━━━━━ INPUT DATA
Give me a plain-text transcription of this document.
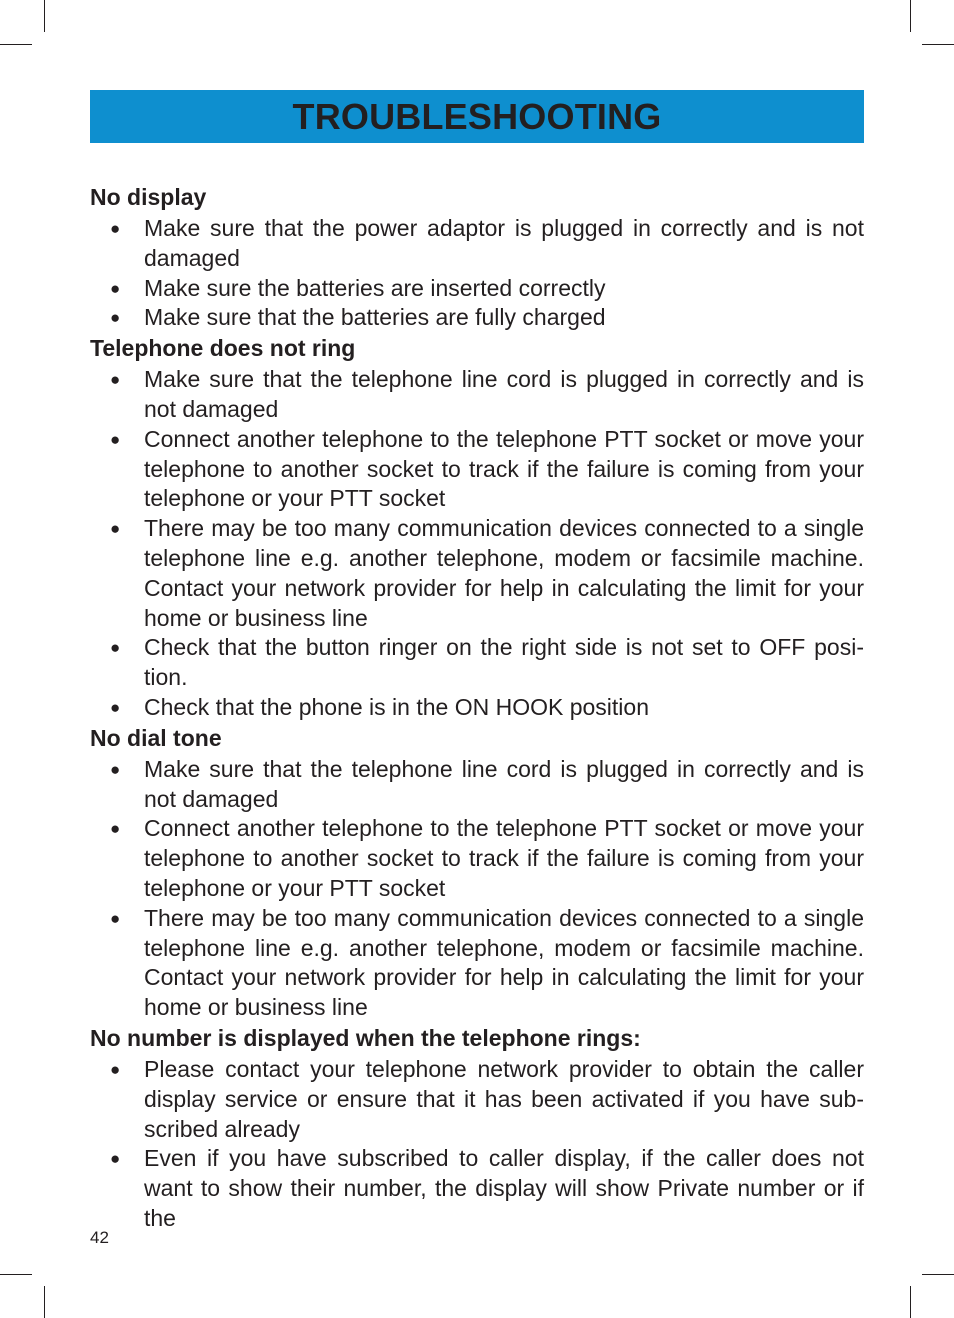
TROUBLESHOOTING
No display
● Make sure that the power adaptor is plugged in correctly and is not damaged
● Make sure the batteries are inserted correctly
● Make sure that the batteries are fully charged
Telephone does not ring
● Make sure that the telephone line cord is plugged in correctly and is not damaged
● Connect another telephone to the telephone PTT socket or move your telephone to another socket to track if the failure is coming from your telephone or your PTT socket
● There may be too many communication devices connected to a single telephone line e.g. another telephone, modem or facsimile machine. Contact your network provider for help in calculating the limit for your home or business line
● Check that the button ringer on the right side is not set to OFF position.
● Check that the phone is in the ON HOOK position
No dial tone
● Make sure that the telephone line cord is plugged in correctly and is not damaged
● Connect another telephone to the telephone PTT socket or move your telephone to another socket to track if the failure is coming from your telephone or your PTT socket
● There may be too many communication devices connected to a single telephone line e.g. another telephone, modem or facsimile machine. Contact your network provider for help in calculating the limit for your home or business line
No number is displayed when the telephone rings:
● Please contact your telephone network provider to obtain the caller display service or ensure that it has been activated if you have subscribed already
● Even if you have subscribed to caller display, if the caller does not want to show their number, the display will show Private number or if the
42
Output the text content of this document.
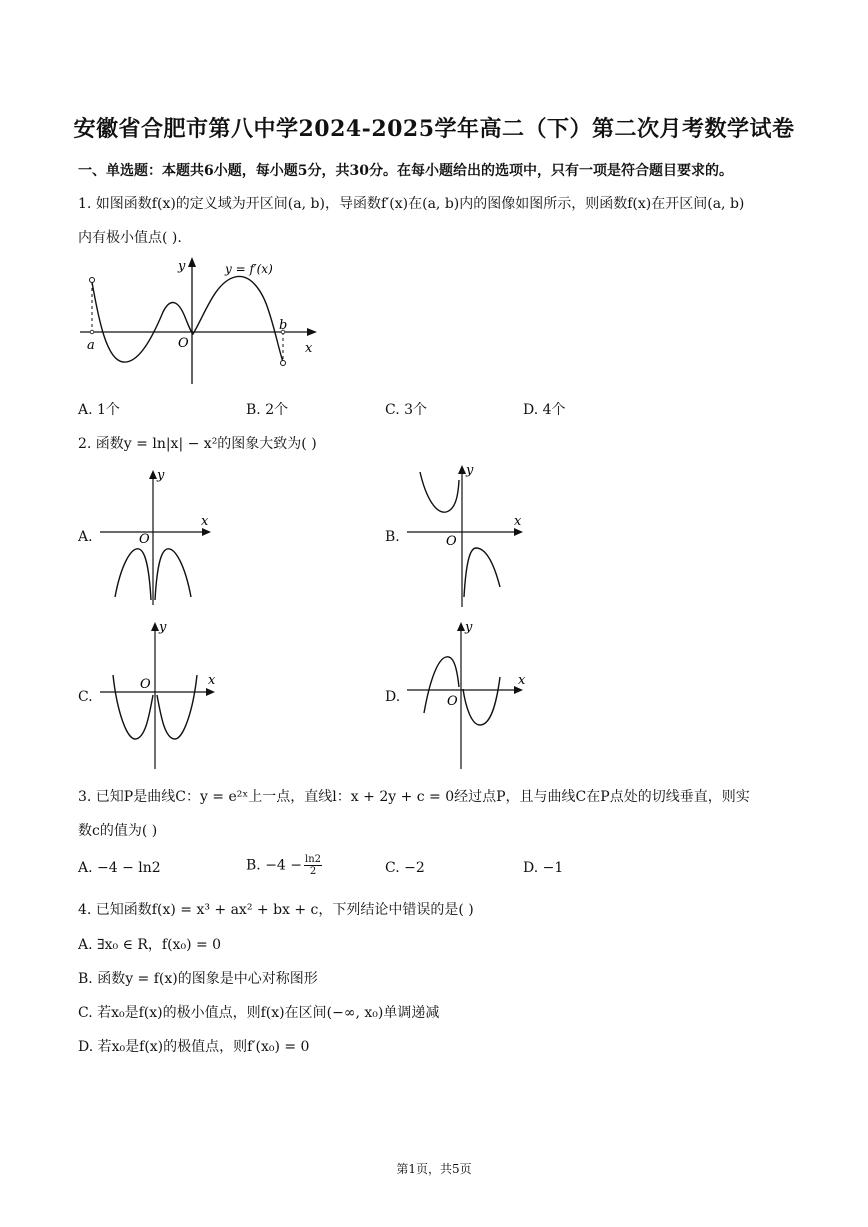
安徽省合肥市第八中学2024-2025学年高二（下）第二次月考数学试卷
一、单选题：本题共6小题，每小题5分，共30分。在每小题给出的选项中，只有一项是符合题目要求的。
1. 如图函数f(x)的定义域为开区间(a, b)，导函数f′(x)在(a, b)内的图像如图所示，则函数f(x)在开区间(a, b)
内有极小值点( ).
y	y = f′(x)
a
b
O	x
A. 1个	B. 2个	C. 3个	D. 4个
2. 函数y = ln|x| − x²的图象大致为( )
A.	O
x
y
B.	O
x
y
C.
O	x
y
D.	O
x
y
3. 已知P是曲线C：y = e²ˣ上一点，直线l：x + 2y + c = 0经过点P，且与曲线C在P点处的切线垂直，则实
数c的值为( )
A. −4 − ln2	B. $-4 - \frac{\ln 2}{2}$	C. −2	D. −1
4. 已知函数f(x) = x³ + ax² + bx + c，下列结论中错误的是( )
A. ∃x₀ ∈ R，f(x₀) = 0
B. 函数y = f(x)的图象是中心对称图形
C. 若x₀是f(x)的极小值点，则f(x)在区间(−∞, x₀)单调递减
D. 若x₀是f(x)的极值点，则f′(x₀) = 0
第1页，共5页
━━━━━━━━━━
━━━━━ INPUT DATA
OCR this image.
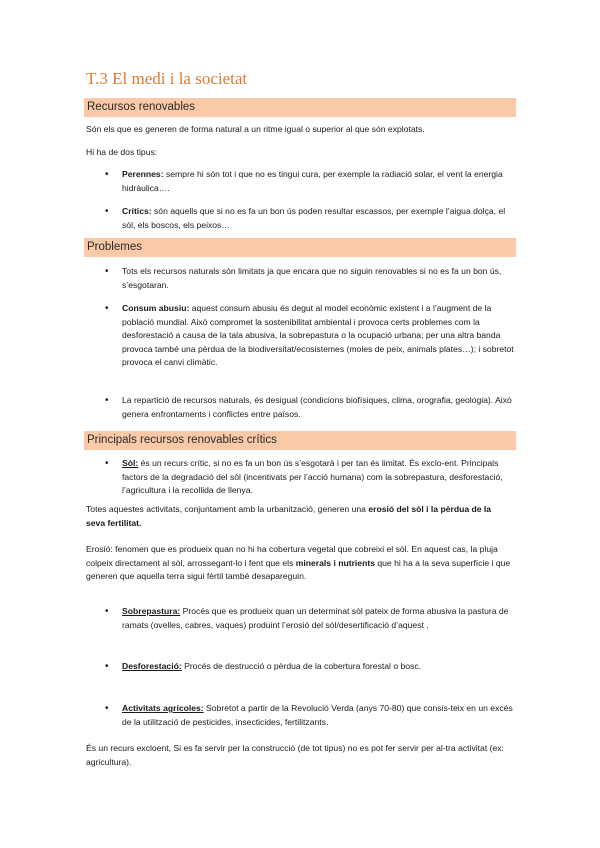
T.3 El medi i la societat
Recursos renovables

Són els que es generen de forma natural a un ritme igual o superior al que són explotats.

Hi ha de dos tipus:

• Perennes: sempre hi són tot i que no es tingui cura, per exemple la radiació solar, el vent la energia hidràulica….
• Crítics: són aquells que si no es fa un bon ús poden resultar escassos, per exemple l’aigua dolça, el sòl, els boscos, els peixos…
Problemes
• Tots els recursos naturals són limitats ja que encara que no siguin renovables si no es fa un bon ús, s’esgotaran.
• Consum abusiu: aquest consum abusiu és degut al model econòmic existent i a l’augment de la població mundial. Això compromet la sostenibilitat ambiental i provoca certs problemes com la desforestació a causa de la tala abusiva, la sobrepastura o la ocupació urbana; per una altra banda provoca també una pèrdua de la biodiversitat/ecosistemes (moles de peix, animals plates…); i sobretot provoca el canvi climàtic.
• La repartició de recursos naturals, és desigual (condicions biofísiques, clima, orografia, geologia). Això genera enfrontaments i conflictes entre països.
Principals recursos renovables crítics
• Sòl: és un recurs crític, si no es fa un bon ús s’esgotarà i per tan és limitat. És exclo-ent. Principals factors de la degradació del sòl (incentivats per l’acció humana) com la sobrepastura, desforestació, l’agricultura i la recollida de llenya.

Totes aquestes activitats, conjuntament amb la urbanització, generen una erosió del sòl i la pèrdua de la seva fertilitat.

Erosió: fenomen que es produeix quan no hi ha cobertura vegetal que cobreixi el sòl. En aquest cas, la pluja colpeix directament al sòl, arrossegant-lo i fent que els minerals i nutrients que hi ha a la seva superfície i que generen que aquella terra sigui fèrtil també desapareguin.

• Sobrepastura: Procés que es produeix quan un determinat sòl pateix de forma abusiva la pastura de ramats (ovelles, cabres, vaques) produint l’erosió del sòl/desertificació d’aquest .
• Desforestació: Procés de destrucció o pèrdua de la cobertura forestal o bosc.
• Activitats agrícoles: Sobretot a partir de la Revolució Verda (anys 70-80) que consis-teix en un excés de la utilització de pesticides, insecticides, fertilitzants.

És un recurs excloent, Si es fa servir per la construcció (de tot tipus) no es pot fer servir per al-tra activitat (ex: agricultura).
━━━━━━━━━━
WHAT YOU SHOULD DO >> Filter the listing for the word "Make" and copy every line that holds it.

SOLUTION TO THIS EXERCISE >>
● Make sure that the power adaptor is plugged in correctly and is not damaged
● Make sure the batteries are inserted correctly
● Make sure that the batteries are fully charged
● Make sure that the telephone line cord is plugged in correctly and is not damaged
● Make sure that the telephone line cord is plugged in correctly and is not damaged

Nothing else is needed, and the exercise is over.